--- Task objective ---
Go through the material and pull out every line with the string "Wireless" in it.
[START OF Data to process]
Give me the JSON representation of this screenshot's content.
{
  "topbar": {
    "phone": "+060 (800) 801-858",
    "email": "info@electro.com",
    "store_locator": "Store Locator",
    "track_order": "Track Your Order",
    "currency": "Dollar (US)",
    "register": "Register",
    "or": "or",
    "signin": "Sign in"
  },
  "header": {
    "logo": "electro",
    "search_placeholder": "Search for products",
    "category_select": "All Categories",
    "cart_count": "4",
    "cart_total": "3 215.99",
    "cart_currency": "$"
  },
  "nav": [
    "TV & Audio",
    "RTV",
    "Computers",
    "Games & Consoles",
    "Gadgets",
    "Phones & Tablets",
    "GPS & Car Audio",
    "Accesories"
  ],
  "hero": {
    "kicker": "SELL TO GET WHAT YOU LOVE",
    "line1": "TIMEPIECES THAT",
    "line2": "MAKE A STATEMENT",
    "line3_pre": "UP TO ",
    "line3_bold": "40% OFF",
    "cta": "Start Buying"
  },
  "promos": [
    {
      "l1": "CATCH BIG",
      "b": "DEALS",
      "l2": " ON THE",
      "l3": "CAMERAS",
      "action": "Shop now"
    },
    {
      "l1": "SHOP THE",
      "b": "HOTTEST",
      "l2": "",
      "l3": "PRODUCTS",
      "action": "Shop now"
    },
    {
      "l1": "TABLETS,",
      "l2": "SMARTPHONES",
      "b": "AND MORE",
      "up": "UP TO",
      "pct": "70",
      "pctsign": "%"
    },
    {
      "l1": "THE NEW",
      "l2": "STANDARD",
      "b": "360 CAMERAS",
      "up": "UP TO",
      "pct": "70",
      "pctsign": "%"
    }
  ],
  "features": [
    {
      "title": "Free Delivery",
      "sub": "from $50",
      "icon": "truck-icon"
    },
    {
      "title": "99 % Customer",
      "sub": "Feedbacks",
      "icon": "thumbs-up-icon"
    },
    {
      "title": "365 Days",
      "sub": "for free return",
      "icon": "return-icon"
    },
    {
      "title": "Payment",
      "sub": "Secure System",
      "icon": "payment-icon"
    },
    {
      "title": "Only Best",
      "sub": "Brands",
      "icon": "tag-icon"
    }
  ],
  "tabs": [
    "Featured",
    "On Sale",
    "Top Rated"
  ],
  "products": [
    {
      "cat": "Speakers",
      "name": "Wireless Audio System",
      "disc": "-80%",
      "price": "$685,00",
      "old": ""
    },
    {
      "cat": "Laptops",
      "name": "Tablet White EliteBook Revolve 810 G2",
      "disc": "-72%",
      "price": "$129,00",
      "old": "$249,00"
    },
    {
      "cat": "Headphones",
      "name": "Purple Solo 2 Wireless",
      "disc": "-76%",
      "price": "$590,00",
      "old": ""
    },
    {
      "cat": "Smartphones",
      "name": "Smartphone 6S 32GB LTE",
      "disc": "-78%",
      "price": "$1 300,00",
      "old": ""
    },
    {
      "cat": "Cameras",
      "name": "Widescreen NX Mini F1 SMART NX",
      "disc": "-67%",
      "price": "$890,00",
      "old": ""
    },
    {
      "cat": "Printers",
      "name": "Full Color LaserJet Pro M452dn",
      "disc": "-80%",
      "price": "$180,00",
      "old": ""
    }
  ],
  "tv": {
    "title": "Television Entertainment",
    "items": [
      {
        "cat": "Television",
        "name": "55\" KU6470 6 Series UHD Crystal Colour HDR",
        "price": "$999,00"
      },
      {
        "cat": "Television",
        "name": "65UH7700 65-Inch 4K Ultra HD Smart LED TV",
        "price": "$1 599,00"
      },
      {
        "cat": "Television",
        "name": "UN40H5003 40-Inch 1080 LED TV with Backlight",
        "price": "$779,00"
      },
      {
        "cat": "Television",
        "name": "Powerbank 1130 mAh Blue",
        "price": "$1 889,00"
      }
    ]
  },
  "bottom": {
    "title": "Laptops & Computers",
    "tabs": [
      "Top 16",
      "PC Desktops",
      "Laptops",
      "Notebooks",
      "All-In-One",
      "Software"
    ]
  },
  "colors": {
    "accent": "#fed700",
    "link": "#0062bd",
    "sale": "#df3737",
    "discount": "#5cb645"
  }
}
[END OF Data to process]
--- Written response ---
      "name": "Wireless Audio System",
      "name": "Purple Solo 2 Wireless",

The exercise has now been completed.